__Work required__:
Tally the lines of the data that include the word "Cohesion" and state the total, nothing else.

__Listed records__:
....................
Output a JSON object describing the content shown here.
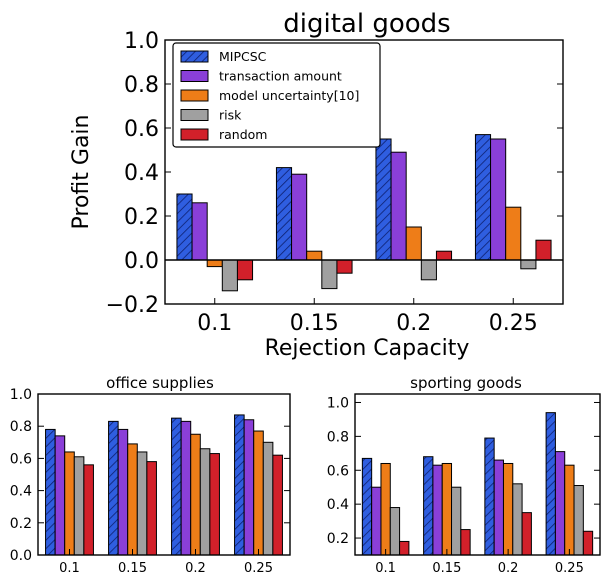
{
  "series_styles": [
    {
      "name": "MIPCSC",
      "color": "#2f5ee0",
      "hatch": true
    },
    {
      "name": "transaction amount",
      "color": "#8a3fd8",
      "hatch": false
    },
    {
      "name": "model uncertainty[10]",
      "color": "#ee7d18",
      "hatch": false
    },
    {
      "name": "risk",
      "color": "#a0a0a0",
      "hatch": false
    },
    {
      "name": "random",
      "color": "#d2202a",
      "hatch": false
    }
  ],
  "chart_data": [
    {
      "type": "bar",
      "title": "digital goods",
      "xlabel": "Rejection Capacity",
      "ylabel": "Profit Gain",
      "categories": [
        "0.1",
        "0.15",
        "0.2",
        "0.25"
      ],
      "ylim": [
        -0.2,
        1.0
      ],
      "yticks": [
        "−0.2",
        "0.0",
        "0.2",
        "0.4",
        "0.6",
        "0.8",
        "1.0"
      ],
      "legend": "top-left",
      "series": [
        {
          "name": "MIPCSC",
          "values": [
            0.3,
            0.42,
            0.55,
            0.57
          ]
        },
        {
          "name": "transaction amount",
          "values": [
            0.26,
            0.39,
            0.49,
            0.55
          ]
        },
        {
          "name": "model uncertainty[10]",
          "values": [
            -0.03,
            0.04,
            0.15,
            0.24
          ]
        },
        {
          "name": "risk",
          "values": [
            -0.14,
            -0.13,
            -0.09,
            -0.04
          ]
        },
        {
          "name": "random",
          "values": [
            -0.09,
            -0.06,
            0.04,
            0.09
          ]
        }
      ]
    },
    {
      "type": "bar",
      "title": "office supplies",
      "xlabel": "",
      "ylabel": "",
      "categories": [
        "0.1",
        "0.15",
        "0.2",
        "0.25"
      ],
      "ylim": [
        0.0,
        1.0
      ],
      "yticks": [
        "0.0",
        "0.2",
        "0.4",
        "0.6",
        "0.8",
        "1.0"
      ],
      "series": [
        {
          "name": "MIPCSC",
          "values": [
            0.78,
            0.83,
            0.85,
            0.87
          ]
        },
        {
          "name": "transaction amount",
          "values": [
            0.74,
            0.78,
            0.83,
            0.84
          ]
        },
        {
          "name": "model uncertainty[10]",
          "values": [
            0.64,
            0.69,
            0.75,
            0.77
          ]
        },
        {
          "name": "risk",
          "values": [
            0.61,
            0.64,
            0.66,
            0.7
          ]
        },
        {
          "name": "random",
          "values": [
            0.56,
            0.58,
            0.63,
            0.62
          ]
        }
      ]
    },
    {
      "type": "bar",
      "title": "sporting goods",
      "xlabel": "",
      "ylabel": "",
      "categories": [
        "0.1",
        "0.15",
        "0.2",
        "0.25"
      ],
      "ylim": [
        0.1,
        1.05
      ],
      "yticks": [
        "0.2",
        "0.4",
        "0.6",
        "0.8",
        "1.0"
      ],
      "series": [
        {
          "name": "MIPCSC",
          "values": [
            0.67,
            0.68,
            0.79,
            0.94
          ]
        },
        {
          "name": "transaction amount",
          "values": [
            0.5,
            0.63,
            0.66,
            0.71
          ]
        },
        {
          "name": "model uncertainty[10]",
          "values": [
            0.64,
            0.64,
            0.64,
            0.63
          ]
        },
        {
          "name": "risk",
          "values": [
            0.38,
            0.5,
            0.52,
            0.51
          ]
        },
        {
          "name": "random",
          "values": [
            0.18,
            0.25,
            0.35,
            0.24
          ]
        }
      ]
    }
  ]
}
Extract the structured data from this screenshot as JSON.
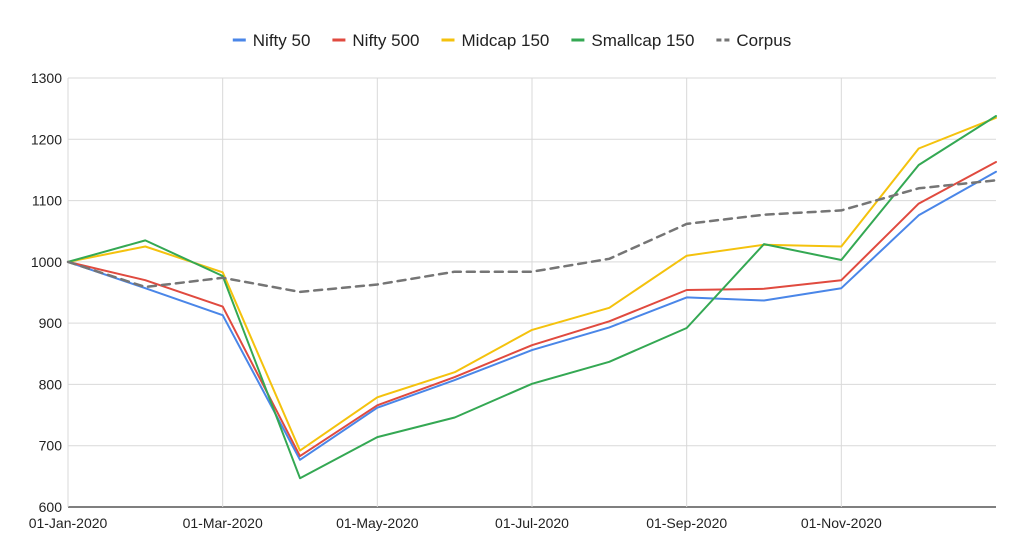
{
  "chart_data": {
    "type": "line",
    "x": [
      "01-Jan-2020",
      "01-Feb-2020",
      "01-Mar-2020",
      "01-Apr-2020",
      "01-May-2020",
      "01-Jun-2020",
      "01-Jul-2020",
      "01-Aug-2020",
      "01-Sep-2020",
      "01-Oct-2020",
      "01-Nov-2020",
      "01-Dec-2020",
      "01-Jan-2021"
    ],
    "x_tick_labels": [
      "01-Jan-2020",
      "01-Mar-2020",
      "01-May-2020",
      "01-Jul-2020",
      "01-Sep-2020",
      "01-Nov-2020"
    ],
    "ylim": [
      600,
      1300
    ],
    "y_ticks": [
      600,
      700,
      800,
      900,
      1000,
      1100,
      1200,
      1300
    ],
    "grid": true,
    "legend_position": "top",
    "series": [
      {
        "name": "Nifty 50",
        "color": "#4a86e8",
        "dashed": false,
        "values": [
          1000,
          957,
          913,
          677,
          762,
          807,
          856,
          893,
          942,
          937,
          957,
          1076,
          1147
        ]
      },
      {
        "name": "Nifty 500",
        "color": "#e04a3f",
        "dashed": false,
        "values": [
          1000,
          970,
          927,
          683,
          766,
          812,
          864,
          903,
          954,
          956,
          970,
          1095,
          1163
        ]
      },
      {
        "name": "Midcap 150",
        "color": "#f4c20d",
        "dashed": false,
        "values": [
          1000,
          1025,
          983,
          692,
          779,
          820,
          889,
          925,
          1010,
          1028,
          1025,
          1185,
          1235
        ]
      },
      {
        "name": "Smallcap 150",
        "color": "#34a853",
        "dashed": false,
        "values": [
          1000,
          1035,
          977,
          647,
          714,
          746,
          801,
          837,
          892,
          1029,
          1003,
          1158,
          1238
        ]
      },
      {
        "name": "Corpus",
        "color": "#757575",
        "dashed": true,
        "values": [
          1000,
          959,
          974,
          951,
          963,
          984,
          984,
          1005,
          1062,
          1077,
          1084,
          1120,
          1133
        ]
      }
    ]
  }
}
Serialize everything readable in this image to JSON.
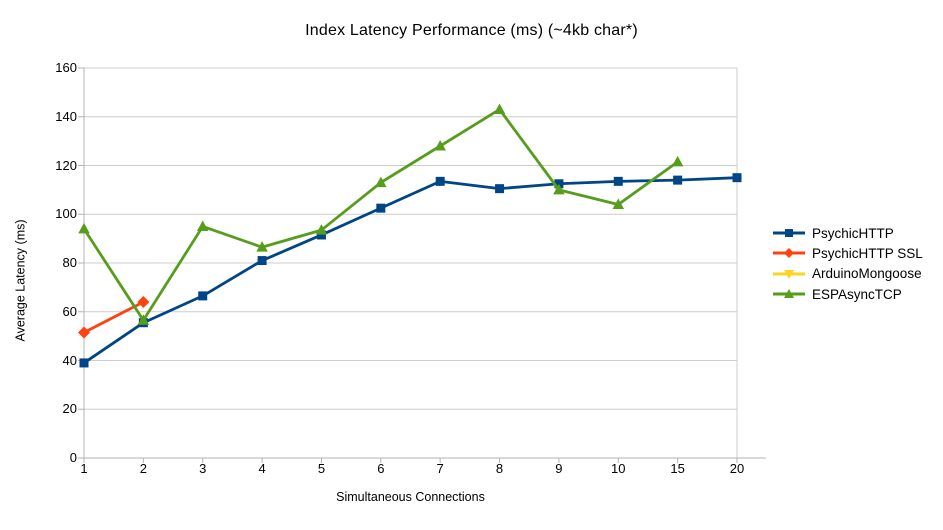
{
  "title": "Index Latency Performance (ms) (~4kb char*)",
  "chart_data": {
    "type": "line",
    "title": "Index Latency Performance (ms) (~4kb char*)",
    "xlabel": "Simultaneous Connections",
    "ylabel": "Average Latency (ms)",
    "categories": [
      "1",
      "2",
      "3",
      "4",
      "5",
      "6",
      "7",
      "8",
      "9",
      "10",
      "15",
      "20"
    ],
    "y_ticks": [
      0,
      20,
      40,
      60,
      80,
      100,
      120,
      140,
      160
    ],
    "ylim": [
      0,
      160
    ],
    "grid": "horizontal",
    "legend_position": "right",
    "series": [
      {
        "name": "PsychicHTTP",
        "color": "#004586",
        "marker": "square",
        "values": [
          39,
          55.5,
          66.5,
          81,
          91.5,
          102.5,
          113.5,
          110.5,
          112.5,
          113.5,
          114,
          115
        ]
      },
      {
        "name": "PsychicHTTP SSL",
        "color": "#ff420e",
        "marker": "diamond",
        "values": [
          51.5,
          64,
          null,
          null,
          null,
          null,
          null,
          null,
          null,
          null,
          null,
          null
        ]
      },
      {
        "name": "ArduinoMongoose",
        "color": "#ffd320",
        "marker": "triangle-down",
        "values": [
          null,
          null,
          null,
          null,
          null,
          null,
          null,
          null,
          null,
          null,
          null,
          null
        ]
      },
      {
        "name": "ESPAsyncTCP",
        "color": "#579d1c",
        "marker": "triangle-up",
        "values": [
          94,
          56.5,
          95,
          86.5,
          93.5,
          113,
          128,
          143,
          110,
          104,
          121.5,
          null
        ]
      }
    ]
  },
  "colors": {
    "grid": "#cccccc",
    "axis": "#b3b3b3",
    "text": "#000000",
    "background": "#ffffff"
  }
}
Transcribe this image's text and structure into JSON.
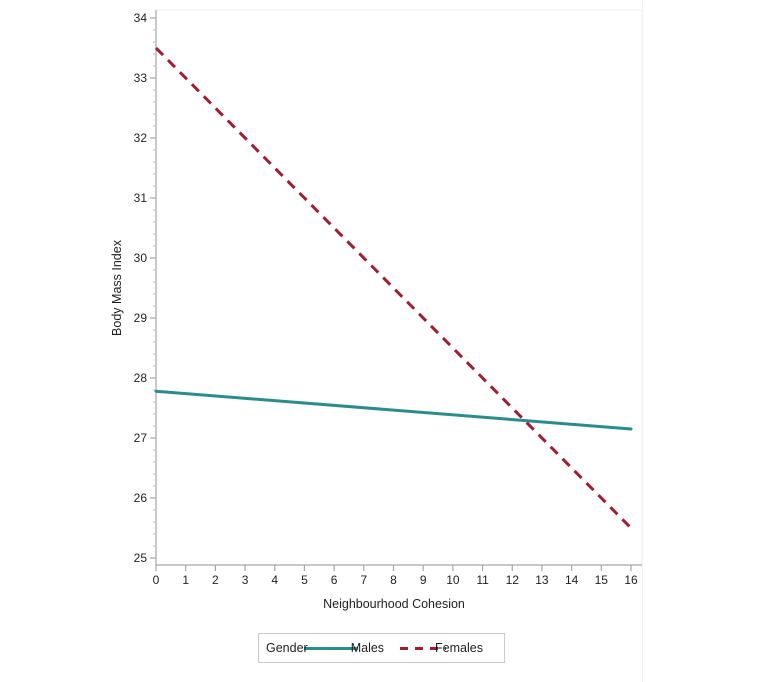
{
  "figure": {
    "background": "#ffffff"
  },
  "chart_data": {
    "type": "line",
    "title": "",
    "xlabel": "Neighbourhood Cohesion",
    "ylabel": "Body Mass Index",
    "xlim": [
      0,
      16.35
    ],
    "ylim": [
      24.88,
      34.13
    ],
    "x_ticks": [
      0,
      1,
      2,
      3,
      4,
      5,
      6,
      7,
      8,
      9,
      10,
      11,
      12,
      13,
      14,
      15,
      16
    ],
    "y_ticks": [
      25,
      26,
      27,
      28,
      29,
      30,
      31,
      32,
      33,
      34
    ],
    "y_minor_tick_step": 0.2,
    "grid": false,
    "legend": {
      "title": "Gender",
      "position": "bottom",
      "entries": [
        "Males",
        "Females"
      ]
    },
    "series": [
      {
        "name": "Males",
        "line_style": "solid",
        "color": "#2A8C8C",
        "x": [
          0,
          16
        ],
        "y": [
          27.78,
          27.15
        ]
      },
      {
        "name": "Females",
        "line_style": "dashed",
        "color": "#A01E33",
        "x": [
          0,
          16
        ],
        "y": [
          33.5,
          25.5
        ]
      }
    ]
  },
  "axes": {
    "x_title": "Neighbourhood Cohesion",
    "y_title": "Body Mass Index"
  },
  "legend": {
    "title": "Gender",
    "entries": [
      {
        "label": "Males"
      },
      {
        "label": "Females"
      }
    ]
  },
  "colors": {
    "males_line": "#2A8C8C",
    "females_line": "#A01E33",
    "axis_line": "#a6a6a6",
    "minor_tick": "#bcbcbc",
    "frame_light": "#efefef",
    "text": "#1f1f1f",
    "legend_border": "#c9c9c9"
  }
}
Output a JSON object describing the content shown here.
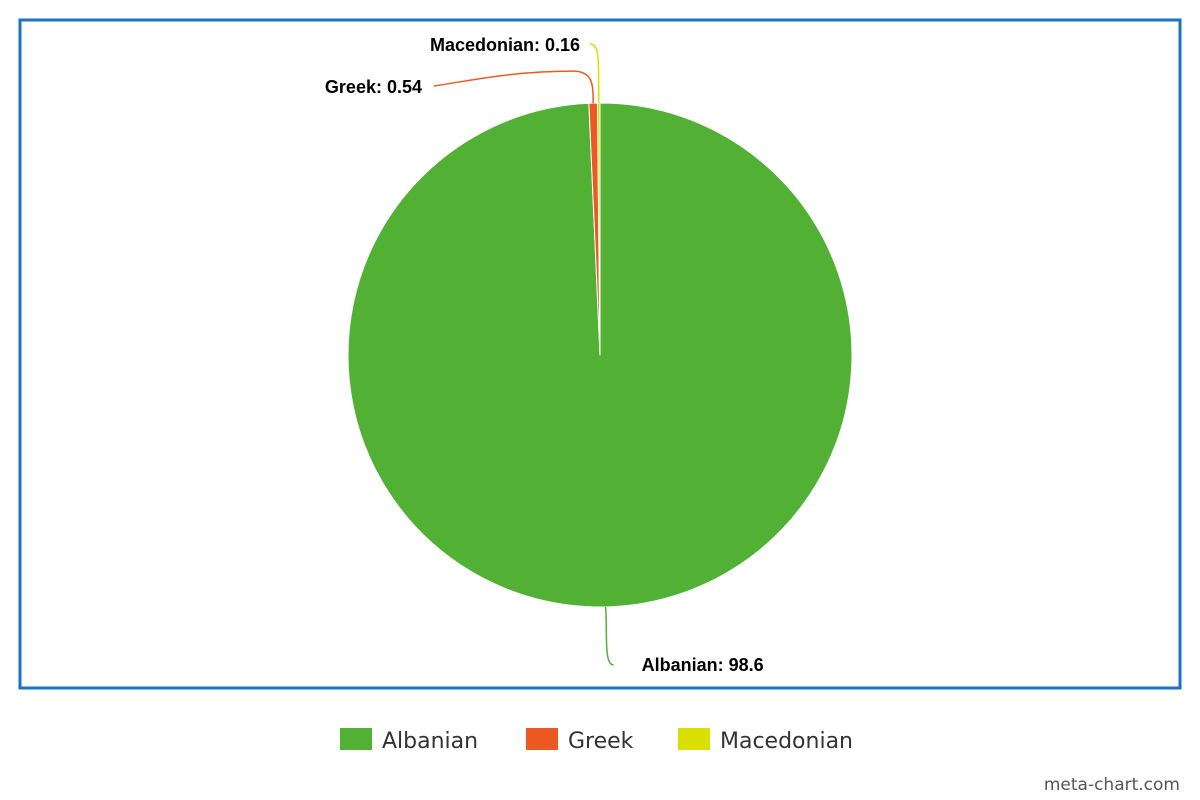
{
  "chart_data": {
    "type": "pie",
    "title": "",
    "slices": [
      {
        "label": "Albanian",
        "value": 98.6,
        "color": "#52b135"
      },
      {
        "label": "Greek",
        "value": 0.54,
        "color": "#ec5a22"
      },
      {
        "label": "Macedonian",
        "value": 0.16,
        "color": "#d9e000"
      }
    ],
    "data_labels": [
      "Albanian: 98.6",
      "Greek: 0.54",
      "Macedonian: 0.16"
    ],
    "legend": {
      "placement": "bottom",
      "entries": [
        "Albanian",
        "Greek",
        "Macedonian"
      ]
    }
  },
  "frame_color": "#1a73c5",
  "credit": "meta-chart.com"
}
....................
__The reply__:
2